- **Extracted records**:
....
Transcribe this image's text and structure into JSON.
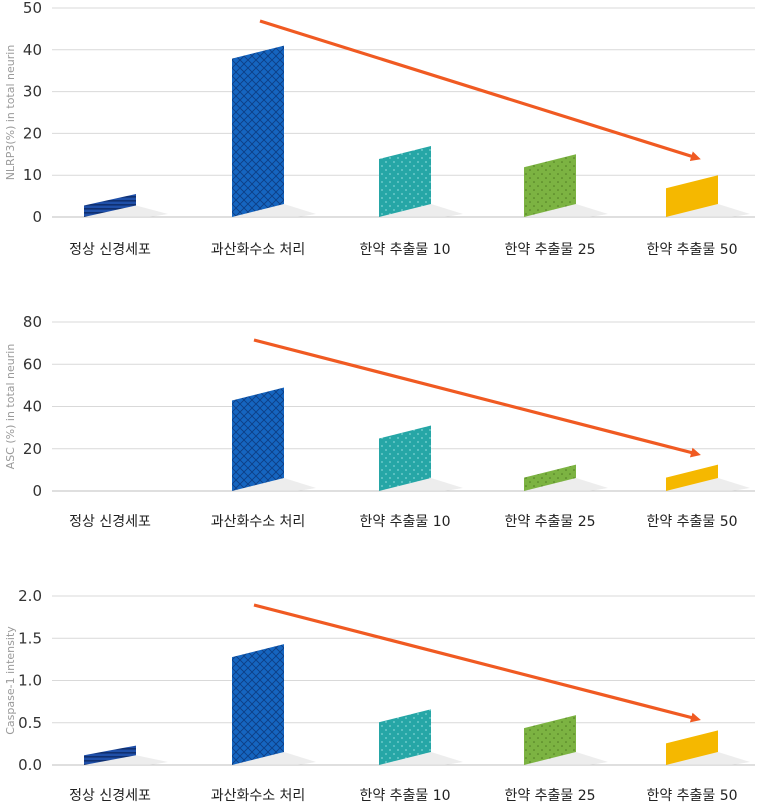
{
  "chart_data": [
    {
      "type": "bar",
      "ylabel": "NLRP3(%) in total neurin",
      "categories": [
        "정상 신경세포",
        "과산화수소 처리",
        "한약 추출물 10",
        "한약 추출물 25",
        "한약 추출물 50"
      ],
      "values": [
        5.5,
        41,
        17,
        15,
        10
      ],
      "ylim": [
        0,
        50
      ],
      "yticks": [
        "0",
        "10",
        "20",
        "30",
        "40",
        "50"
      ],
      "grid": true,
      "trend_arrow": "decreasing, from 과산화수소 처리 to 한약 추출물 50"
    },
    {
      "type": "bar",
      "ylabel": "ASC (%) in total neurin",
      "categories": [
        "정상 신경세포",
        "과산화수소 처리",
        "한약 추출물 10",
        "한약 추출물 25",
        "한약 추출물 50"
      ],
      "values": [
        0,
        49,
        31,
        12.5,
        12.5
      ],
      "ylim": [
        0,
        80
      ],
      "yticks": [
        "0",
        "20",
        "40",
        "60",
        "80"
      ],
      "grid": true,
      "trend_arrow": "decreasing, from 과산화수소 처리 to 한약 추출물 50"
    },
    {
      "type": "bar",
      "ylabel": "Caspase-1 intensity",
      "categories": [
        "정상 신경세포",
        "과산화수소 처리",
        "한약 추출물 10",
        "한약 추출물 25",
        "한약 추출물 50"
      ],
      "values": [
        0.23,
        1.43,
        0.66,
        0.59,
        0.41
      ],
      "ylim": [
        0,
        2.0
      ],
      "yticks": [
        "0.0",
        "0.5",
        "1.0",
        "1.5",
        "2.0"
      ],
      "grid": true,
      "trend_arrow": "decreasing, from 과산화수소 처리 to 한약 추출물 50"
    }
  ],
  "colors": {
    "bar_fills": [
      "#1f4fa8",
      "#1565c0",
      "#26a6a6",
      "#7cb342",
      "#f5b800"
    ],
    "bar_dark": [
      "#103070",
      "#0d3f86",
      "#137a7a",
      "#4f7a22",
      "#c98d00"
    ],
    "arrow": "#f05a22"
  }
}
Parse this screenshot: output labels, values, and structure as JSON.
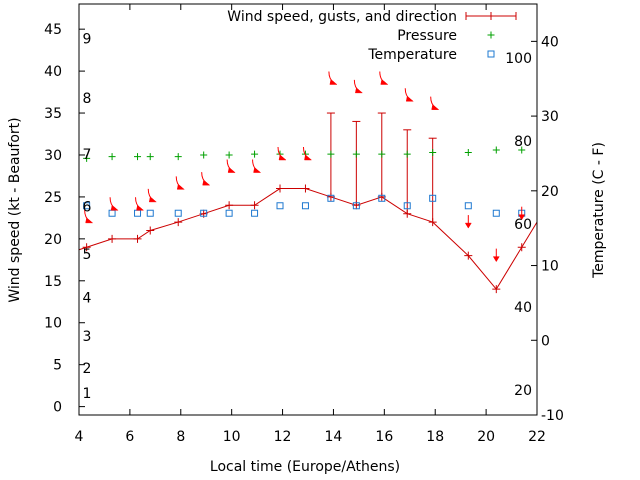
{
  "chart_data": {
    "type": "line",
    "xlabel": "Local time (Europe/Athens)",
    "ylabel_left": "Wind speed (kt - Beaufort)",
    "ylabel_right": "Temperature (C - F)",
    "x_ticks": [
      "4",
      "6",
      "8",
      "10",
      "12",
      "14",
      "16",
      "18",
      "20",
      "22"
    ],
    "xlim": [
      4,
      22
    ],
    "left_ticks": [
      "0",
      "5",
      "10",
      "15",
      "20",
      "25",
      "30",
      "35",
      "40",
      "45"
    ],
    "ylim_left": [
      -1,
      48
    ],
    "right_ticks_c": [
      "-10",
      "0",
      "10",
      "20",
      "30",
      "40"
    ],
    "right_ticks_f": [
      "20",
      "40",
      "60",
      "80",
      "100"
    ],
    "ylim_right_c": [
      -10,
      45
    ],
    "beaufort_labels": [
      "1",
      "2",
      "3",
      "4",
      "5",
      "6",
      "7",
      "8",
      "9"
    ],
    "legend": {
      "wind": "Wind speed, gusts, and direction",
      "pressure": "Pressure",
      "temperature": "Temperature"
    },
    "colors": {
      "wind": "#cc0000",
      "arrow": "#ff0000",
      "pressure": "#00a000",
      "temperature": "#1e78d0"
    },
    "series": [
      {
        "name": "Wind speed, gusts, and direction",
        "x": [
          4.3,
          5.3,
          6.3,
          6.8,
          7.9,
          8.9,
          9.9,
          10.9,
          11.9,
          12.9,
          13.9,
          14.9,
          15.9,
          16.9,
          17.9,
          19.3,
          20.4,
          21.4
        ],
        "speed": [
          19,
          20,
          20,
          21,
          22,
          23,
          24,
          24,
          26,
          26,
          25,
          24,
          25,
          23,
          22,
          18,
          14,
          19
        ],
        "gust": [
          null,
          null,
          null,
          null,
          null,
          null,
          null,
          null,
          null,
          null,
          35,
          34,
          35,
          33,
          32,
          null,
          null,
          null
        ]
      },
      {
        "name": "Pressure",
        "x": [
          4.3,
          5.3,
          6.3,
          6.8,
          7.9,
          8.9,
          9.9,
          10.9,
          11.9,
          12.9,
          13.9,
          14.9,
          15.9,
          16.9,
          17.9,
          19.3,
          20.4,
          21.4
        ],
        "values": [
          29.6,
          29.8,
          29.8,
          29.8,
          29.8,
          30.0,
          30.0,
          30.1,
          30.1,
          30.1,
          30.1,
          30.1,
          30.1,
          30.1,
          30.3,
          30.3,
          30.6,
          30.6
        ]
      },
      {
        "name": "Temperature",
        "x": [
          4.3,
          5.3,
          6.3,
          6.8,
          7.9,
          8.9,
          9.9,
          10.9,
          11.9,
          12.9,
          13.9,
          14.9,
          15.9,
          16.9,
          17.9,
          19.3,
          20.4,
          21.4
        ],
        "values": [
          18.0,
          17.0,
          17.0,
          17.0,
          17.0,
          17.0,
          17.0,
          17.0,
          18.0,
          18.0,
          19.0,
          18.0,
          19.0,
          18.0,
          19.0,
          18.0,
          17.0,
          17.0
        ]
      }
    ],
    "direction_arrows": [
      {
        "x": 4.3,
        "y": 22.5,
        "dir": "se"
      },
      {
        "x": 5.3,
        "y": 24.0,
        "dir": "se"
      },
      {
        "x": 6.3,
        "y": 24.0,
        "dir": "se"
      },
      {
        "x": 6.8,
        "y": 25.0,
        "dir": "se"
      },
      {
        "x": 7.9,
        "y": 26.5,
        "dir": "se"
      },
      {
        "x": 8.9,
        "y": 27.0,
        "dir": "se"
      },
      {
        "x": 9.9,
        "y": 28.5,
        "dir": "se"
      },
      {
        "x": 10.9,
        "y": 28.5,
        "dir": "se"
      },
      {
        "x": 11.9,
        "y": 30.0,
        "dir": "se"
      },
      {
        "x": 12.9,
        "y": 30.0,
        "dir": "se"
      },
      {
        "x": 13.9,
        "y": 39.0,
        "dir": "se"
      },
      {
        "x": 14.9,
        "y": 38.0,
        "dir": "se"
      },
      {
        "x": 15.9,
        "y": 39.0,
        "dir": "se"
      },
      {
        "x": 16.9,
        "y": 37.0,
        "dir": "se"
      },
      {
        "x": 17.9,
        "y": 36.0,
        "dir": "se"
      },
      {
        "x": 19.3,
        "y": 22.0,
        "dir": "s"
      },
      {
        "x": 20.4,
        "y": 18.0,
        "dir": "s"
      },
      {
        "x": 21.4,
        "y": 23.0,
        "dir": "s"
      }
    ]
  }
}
....
- **Direction**: Make an exact copy of the listing above. Do not include the pictures.

- **Complete answer**:
Transcribe this image's text and structure into JSON.
{
  "chart_data": [
    {
      "type": "bar",
      "ylabel": "NLRP3(%) in total neurin",
      "categories": [
        "정상 신경세포",
        "과산화수소 처리",
        "한약 추출물 10",
        "한약 추출물 25",
        "한약 추출물 50"
      ],
      "values": [
        5.5,
        41,
        17,
        15,
        10
      ],
      "ylim": [
        0,
        50
      ],
      "yticks": [
        "0",
        "10",
        "20",
        "30",
        "40",
        "50"
      ],
      "grid": true,
      "trend_arrow": "decreasing, from 과산화수소 처리 to 한약 추출물 50"
    },
    {
      "type": "bar",
      "ylabel": "ASC (%) in total neurin",
      "categories": [
        "정상 신경세포",
        "과산화수소 처리",
        "한약 추출물 10",
        "한약 추출물 25",
        "한약 추출물 50"
      ],
      "values": [
        0,
        49,
        31,
        12.5,
        12.5
      ],
      "ylim": [
        0,
        80
      ],
      "yticks": [
        "0",
        "20",
        "40",
        "60",
        "80"
      ],
      "grid": true,
      "trend_arrow": "decreasing, from 과산화수소 처리 to 한약 추출물 50"
    },
    {
      "type": "bar",
      "ylabel": "Caspase-1 intensity",
      "categories": [
        "정상 신경세포",
        "과산화수소 처리",
        "한약 추출물 10",
        "한약 추출물 25",
        "한약 추출물 50"
      ],
      "values": [
        0.23,
        1.43,
        0.66,
        0.59,
        0.41
      ],
      "ylim": [
        0,
        2.0
      ],
      "yticks": [
        "0.0",
        "0.5",
        "1.0",
        "1.5",
        "2.0"
      ],
      "grid": true,
      "trend_arrow": "decreasing, from 과산화수소 처리 to 한약 추출물 50"
    }
  ],
  "colors": {
    "bar_fills": [
      "#1f4fa8",
      "#1565c0",
      "#26a6a6",
      "#7cb342",
      "#f5b800"
    ],
    "bar_dark": [
      "#103070",
      "#0d3f86",
      "#137a7a",
      "#4f7a22",
      "#c98d00"
    ],
    "arrow": "#f05a22"
  }
}
Parse this screenshot: output labels, values, and structure as JSON.
{
  "chart_data": {
    "type": "line",
    "xlabel": "Local time (Europe/Athens)",
    "ylabel_left": "Wind speed (kt - Beaufort)",
    "ylabel_right": "Temperature (C - F)",
    "x_ticks": [
      "4",
      "6",
      "8",
      "10",
      "12",
      "14",
      "16",
      "18",
      "20",
      "22"
    ],
    "xlim": [
      4,
      22
    ],
    "left_ticks": [
      "0",
      "5",
      "10",
      "15",
      "20",
      "25",
      "30",
      "35",
      "40",
      "45"
    ],
    "ylim_left": [
      -1,
      48
    ],
    "right_ticks_c": [
      "-10",
      "0",
      "10",
      "20",
      "30",
      "40"
    ],
    "right_ticks_f": [
      "20",
      "40",
      "60",
      "80",
      "100"
    ],
    "ylim_right_c": [
      -10,
      45
    ],
    "beaufort_labels": [
      "1",
      "2",
      "3",
      "4",
      "5",
      "6",
      "7",
      "8",
      "9"
    ],
    "legend": {
      "wind": "Wind speed, gusts, and direction",
      "pressure": "Pressure",
      "temperature": "Temperature"
    },
    "colors": {
      "wind": "#cc0000",
      "arrow": "#ff0000",
      "pressure": "#00a000",
      "temperature": "#1e78d0"
    },
    "series": [
      {
        "name": "Wind speed, gusts, and direction",
        "x": [
          4.3,
          5.3,
          6.3,
          6.8,
          7.9,
          8.9,
          9.9,
          10.9,
          11.9,
          12.9,
          13.9,
          14.9,
          15.9,
          16.9,
          17.9,
          19.3,
          20.4,
          21.4
        ],
        "speed": [
          19,
          20,
          20,
          21,
          22,
          23,
          24,
          24,
          26,
          26,
          25,
          24,
          25,
          23,
          22,
          18,
          14,
          19
        ],
        "gust": [
          null,
          null,
          null,
          null,
          null,
          null,
          null,
          null,
          null,
          null,
          35,
          34,
          35,
          33,
          32,
          null,
          null,
          null
        ]
      },
      {
        "name": "Pressure",
        "x": [
          4.3,
          5.3,
          6.3,
          6.8,
          7.9,
          8.9,
          9.9,
          10.9,
          11.9,
          12.9,
          13.9,
          14.9,
          15.9,
          16.9,
          17.9,
          19.3,
          20.4,
          21.4
        ],
        "values": [
          29.6,
          29.8,
          29.8,
          29.8,
          29.8,
          30.0,
          30.0,
          30.1,
          30.1,
          30.1,
          30.1,
          30.1,
          30.1,
          30.1,
          30.3,
          30.3,
          30.6,
          30.6
        ]
      },
      {
        "name": "Temperature",
        "x": [
          4.3,
          5.3,
          6.3,
          6.8,
          7.9,
          8.9,
          9.9,
          10.9,
          11.9,
          12.9,
          13.9,
          14.9,
          15.9,
          16.9,
          17.9,
          19.3,
          20.4,
          21.4
        ],
        "values": [
          18.0,
          17.0,
          17.0,
          17.0,
          17.0,
          17.0,
          17.0,
          17.0,
          18.0,
          18.0,
          19.0,
          18.0,
          19.0,
          18.0,
          19.0,
          18.0,
          17.0,
          17.0
        ]
      }
    ],
    "direction_arrows": [
      {
        "x": 4.3,
        "y": 22.5,
        "dir": "se"
      },
      {
        "x": 5.3,
        "y": 24.0,
        "dir": "se"
      },
      {
        "x": 6.3,
        "y": 24.0,
        "dir": "se"
      },
      {
        "x": 6.8,
        "y": 25.0,
        "dir": "se"
      },
      {
        "x": 7.9,
        "y": 26.5,
        "dir": "se"
      },
      {
        "x": 8.9,
        "y": 27.0,
        "dir": "se"
      },
      {
        "x": 9.9,
        "y": 28.5,
        "dir": "se"
      },
      {
        "x": 10.9,
        "y": 28.5,
        "dir": "se"
      },
      {
        "x": 11.9,
        "y": 30.0,
        "dir": "se"
      },
      {
        "x": 12.9,
        "y": 30.0,
        "dir": "se"
      },
      {
        "x": 13.9,
        "y": 39.0,
        "dir": "se"
      },
      {
        "x": 14.9,
        "y": 38.0,
        "dir": "se"
      },
      {
        "x": 15.9,
        "y": 39.0,
        "dir": "se"
      },
      {
        "x": 16.9,
        "y": 37.0,
        "dir": "se"
      },
      {
        "x": 17.9,
        "y": 36.0,
        "dir": "se"
      },
      {
        "x": 19.3,
        "y": 22.0,
        "dir": "s"
      },
      {
        "x": 20.4,
        "y": 18.0,
        "dir": "s"
      },
      {
        "x": 21.4,
        "y": 23.0,
        "dir": "s"
      }
    ]
  }
}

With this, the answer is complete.